Structured figure records
--------------------
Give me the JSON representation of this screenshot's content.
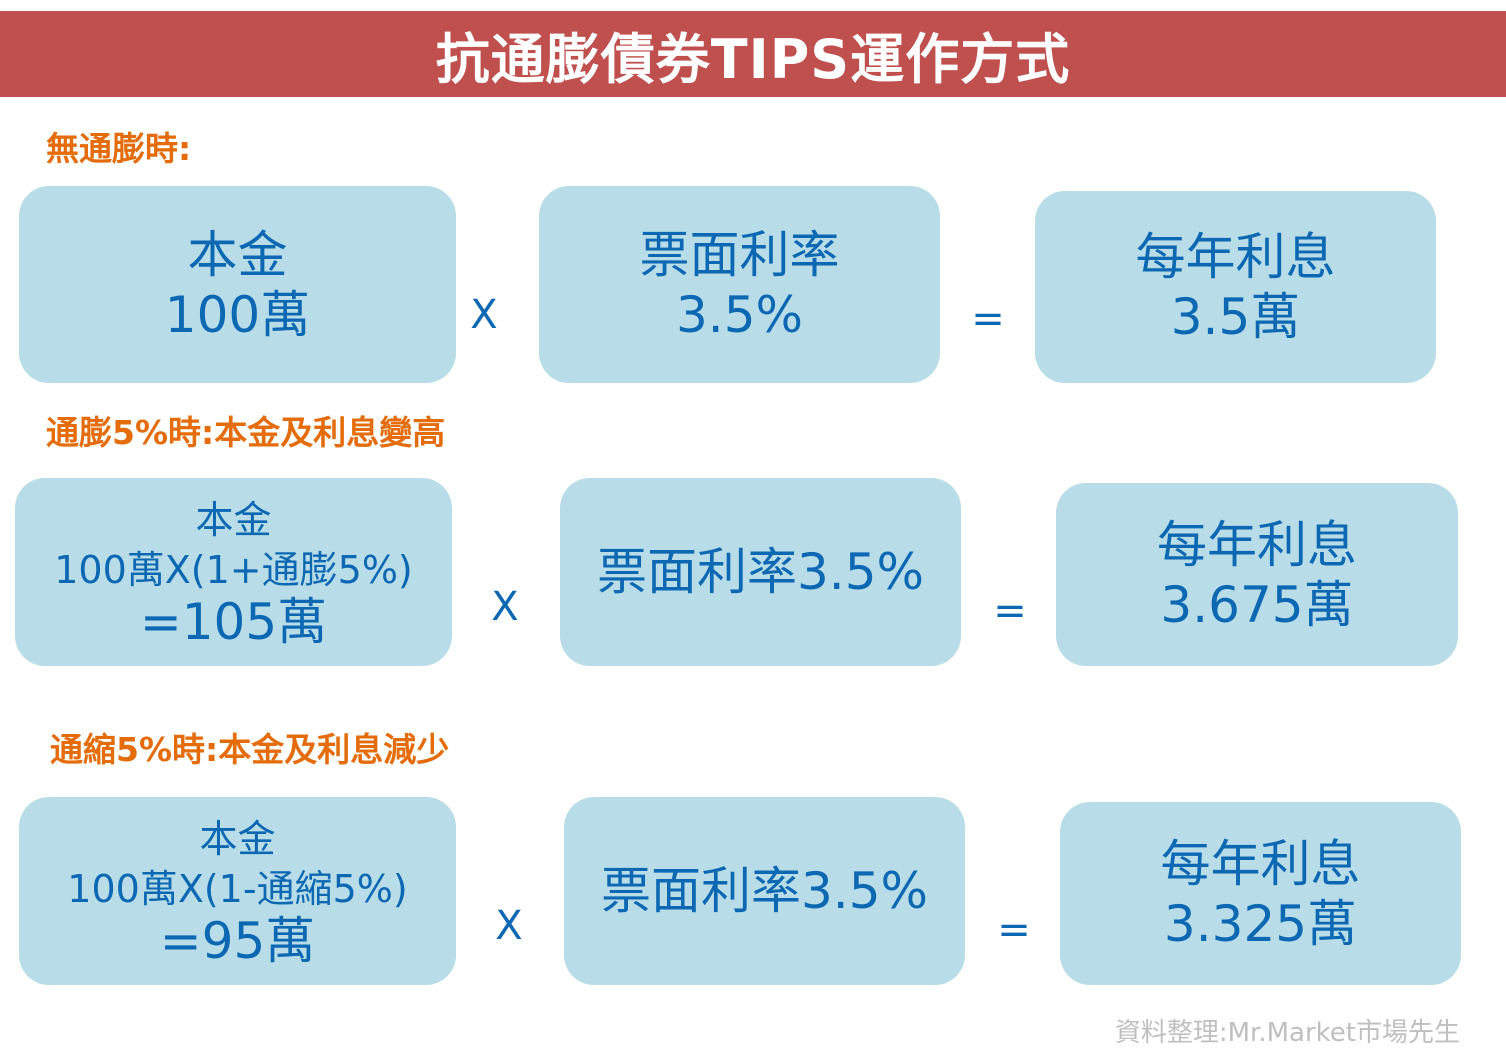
{
  "title": "抗通膨債券TIPS運作方式",
  "sections": [
    {
      "label": "無通膨時:",
      "principal": [
        "本金",
        "100萬"
      ],
      "operator1": "X",
      "rate": [
        "票面利率",
        "3.5%"
      ],
      "operator2": "=",
      "interest": [
        "每年利息",
        "3.5萬"
      ]
    },
    {
      "label": "通膨5%時:本金及利息變高",
      "principal": [
        "本金",
        "100萬X(1+通膨5%)",
        "=105萬"
      ],
      "operator1": "X",
      "rate": [
        "票面利率3.5%"
      ],
      "operator2": "=",
      "interest": [
        "每年利息",
        "3.675萬"
      ]
    },
    {
      "label": "通縮5%時:本金及利息減少",
      "principal": [
        "本金",
        "100萬X(1-通縮5%)",
        "=95萬"
      ],
      "operator1": "X",
      "rate": [
        "票面利率3.5%"
      ],
      "operator2": "=",
      "interest": [
        "每年利息",
        "3.325萬"
      ]
    }
  ],
  "source": "資料整理:Mr.Market市場先生",
  "colors": {
    "banner": "#c0504d",
    "section_label": "#e46c0a",
    "box_fill": "#b8dde8",
    "box_text": "#0c68b3",
    "source_text": "#bfbfbf"
  }
}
--------------------
*WHAT YOU SHOULD DO*: Images must not appear in the copy; reproduce everything else in the records verbatim.

*COMPLETED EXERCISE*:
Give me the JSON representation of this screenshot's content.
{
  "title": "抗通膨債券TIPS運作方式",
  "sections": [
    {
      "label": "無通膨時:",
      "principal": [
        "本金",
        "100萬"
      ],
      "operator1": "X",
      "rate": [
        "票面利率",
        "3.5%"
      ],
      "operator2": "=",
      "interest": [
        "每年利息",
        "3.5萬"
      ]
    },
    {
      "label": "通膨5%時:本金及利息變高",
      "principal": [
        "本金",
        "100萬X(1+通膨5%)",
        "=105萬"
      ],
      "operator1": "X",
      "rate": [
        "票面利率3.5%"
      ],
      "operator2": "=",
      "interest": [
        "每年利息",
        "3.675萬"
      ]
    },
    {
      "label": "通縮5%時:本金及利息減少",
      "principal": [
        "本金",
        "100萬X(1-通縮5%)",
        "=95萬"
      ],
      "operator1": "X",
      "rate": [
        "票面利率3.5%"
      ],
      "operator2": "=",
      "interest": [
        "每年利息",
        "3.325萬"
      ]
    }
  ],
  "source": "資料整理:Mr.Market市場先生",
  "colors": {
    "banner": "#c0504d",
    "section_label": "#e46c0a",
    "box_fill": "#b8dde8",
    "box_text": "#0c68b3",
    "source_text": "#bfbfbf"
  }
}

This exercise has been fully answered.